### Problem statement:
Keep the images out and copy every entry below exactly.

### Data provided:
::::::::::
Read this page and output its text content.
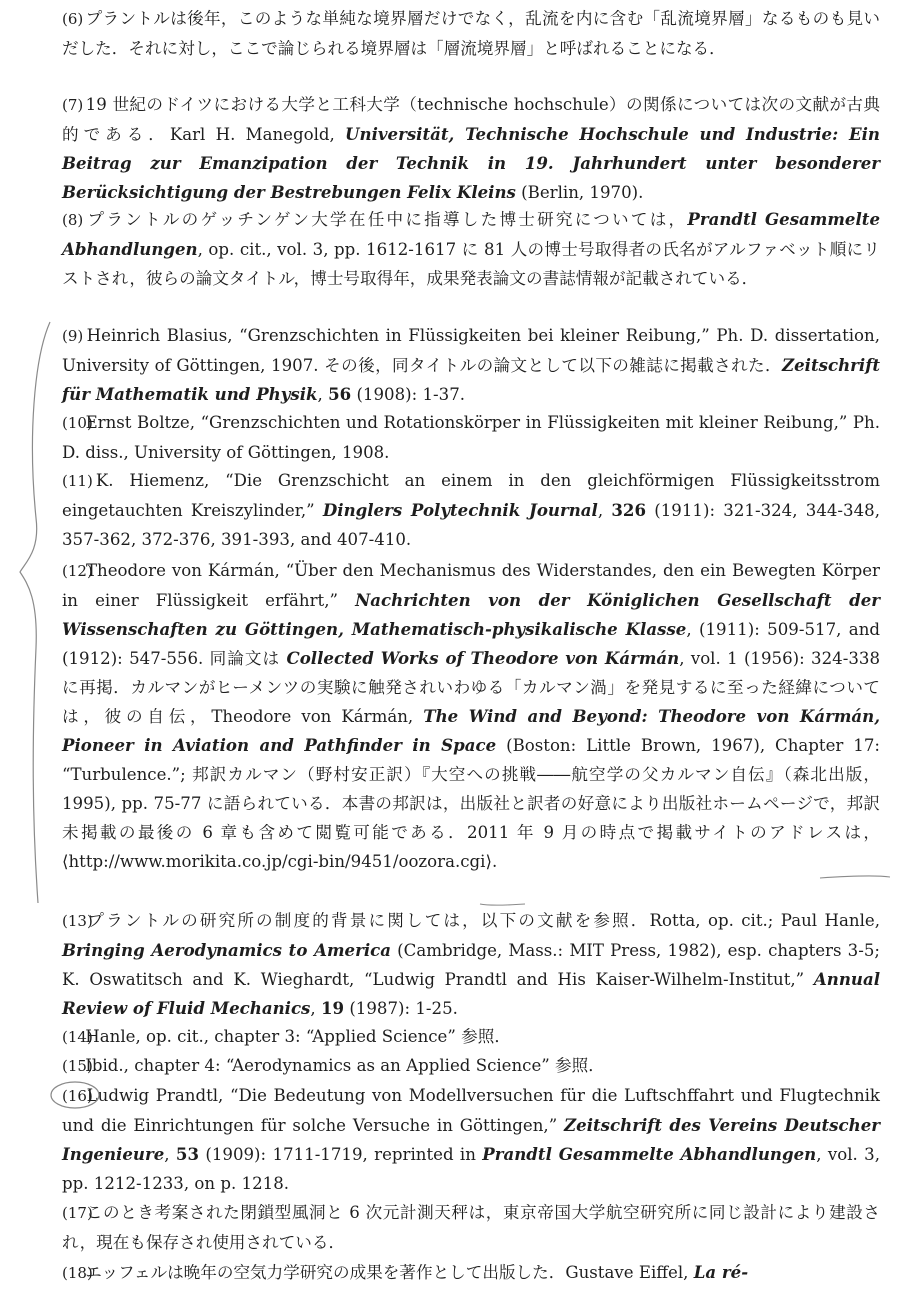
(6) プラントルは後年，このような単純な境界層だけでなく，乱流を内に含む「乱流境界層」なるものも見いだした．それに対し，ここで論じられる境界層は「層流境界層」と呼ばれることになる．
(7) 19 世紀のドイツにおける大学と工科大学（technische hochschule）の関係については次の文献が古典的である．Karl H. Manegold, Universität, Technische Hochschule und Industrie: Ein Beitrag zur Emanzipation der Technik in 19. Jahrhundert unter besonderer Berücksichtigung der Bestrebungen Felix Kleins (Berlin, 1970).
(8) プラントルのゲッチンゲン大学在任中に指導した博士研究については，Prandtl Gesammelte Abhandlungen, op. cit., vol. 3, pp. 1612-1617 に 81 人の博士号取得者の氏名がアルファベット順にリストされ，彼らの論文タイトル，博士号取得年，成果発表論文の書誌情報が記載されている．
(9) Heinrich Blasius, “Grenzschichten in Flüssigkeiten bei kleiner Reibung,” Ph. D. dissertation, University of Göttingen, 1907. その後，同タイトルの論文として以下の雑誌に掲載された．Zeitschrift für Mathematik und Physik, 56 (1908): 1-37.
(10) Ernst Boltze, “Grenzschichten und Rotationskörper in Flüssigkeiten mit kleiner Reibung,” Ph. D. diss., University of Göttingen, 1908.
(11) K. Hiemenz, “Die Grenzschicht an einem in den gleichförmigen Flüssigkeitsstrom eingetauchten Kreiszylinder,” Dinglers Polytechnik Journal, 326 (1911): 321-324, 344-348, 357-362, 372-376, 391-393, and 407-410.
(12) Theodore von Kármán, “Über den Mechanismus des Widerstandes, den ein Bewegten Körper in einer Flüssigkeit erfährt,” Nachrichten von der Königlichen Gesellschaft der Wissenschaften zu Göttingen, Mathematisch-physikalische Klasse, (1911): 509-517, and (1912): 547-556. 同論文は Collected Works of Theodore von Kármán, vol. 1 (1956): 324-338 に再掲．カルマンがヒーメンツの実験に触発されいわゆる「カルマン渦」を発見するに至った経緯については，彼の自伝，Theodore von Kármán, The Wind and Beyond: Theodore von Kármán, Pioneer in Aviation and Pathfinder in Space (Boston: Little Brown, 1967), Chapter 17: “Turbulence.”; 邦訳カルマン（野村安正訳）『大空への挑戦――航空学の父カルマン自伝』（森北出版，1995), pp. 75-77 に語られている．本書の邦訳は，出版社と訳者の好意により出版社ホームページで，邦訳未掲載の最後の 6 章も含めて閲覧可能である．2011 年 9 月の時点で掲載サイトのアドレスは，⟨http://www.morikita.co.jp/cgi-bin/9451/oozora.cgi⟩.
(13) プラントルの研究所の制度的背景に関しては，以下の文献を参照．Rotta, op. cit.; Paul Hanle, Bringing Aerodynamics to America (Cambridge, Mass.: MIT Press, 1982), esp. chapters 3-5; K. Oswatitsch and K. Wieghardt, “Ludwig Prandtl and His Kaiser-Wilhelm-Institut,” Annual Review of Fluid Mechanics, 19 (1987): 1-25.
(14) Hanle, op. cit., chapter 3: “Applied Science” 参照．
(15) Ibid., chapter 4: “Aerodynamics as an Applied Science” 参照．
(16) Ludwig Prandtl, “Die Bedeutung von Modellversuchen für die Luftschffahrt und Flugtechnik und die Einrichtungen für solche Versuche in Göttingen,” Zeitschrift des Vereins Deutscher Ingenieure, 53 (1909): 1711-1719, reprinted in Prandtl Gesammelte Abhandlungen, vol. 3, pp. 1212-1233, on p. 1218.
(17) このとき考案された閉鎖型風洞と 6 次元計測天秤は，東京帝国大学航空研究所に同じ設計により建設され，現在も保存され使用されている．
(18) エッフェルは晩年の空気力学研究の成果を著作として出版した．Gustave Eiffel, La ré-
::::::::::
### Solution below:
Read this page and output its text content.
(6) プラントルは後年，このような単純な境界層だけでなく，乱流を内に含む「乱流境界層」なるものも見いだした．それに対し，ここで論じられる境界層は「層流境界層」と呼ばれることになる．
(7) 19 世紀のドイツにおける大学と工科大学（technische hochschule）の関係については次の文献が古典的である．Karl H. Manegold, Universität, Technische Hochschule und Industrie: Ein Beitrag zur Emanzipation der Technik in 19. Jahrhundert unter besonderer Berücksichtigung der Bestrebungen Felix Kleins (Berlin, 1970).
(8) プラントルのゲッチンゲン大学在任中に指導した博士研究については，Prandtl Gesammelte Abhandlungen, op. cit., vol. 3, pp. 1612-1617 に 81 人の博士号取得者の氏名がアルファベット順にリストされ，彼らの論文タイトル，博士号取得年，成果発表論文の書誌情報が記載されている．
(9) Heinrich Blasius, “Grenzschichten in Flüssigkeiten bei kleiner Reibung,” Ph. D. dissertation, University of Göttingen, 1907. その後，同タイトルの論文として以下の雑誌に掲載された．Zeitschrift für Mathematik und Physik, 56 (1908): 1-37.
(10) Ernst Boltze, “Grenzschichten und Rotationskörper in Flüssigkeiten mit kleiner Reibung,” Ph. D. diss., University of Göttingen, 1908.
(11) K. Hiemenz, “Die Grenzschicht an einem in den gleichförmigen Flüssigkeitsstrom eingetauchten Kreiszylinder,” Dinglers Polytechnik Journal, 326 (1911): 321-324, 344-348, 357-362, 372-376, 391-393, and 407-410.
(12) Theodore von Kármán, “Über den Mechanismus des Widerstandes, den ein Bewegten Körper in einer Flüssigkeit erfährt,” Nachrichten von der Königlichen Gesellschaft der Wissenschaften zu Göttingen, Mathematisch-physikalische Klasse, (1911): 509-517, and (1912): 547-556. 同論文は Collected Works of Theodore von Kármán, vol. 1 (1956): 324-338 に再掲．カルマンがヒーメンツの実験に触発されいわゆる「カルマン渦」を発見するに至った経緯については，彼の自伝，Theodore von Kármán, The Wind and Beyond: Theodore von Kármán, Pioneer in Aviation and Pathfinder in Space (Boston: Little Brown, 1967), Chapter 17: “Turbulence.”; 邦訳カルマン（野村安正訳）『大空への挑戦――航空学の父カルマン自伝』（森北出版，1995), pp. 75-77 に語られている．本書の邦訳は，出版社と訳者の好意により出版社ホームページで，邦訳未掲載の最後の 6 章も含めて閲覧可能である．2011 年 9 月の時点で掲載サイトのアドレスは，⟨http://www.morikita.co.jp/cgi-bin/9451/oozora.cgi⟩.
(13) プラントルの研究所の制度的背景に関しては，以下の文献を参照．Rotta, op. cit.; Paul Hanle, Bringing Aerodynamics to America (Cambridge, Mass.: MIT Press, 1982), esp. chapters 3-5; K. Oswatitsch and K. Wieghardt, “Ludwig Prandtl and His Kaiser-Wilhelm-Institut,” Annual Review of Fluid Mechanics, 19 (1987): 1-25.
(14) Hanle, op. cit., chapter 3: “Applied Science” 参照．
(15) Ibid., chapter 4: “Aerodynamics as an Applied Science” 参照．
(16) Ludwig Prandtl, “Die Bedeutung von Modellversuchen für die Luftschffahrt und Flugtechnik und die Einrichtungen für solche Versuche in Göttingen,” Zeitschrift des Vereins Deutscher Ingenieure, 53 (1909): 1711-1719, reprinted in Prandtl Gesammelte Abhandlungen, vol. 3, pp. 1212-1233, on p. 1218.
(17) このとき考案された閉鎖型風洞と 6 次元計測天秤は，東京帝国大学航空研究所に同じ設計により建設され，現在も保存され使用されている．
(18) エッフェルは晩年の空気力学研究の成果を著作として出版した．Gustave Eiffel, La ré-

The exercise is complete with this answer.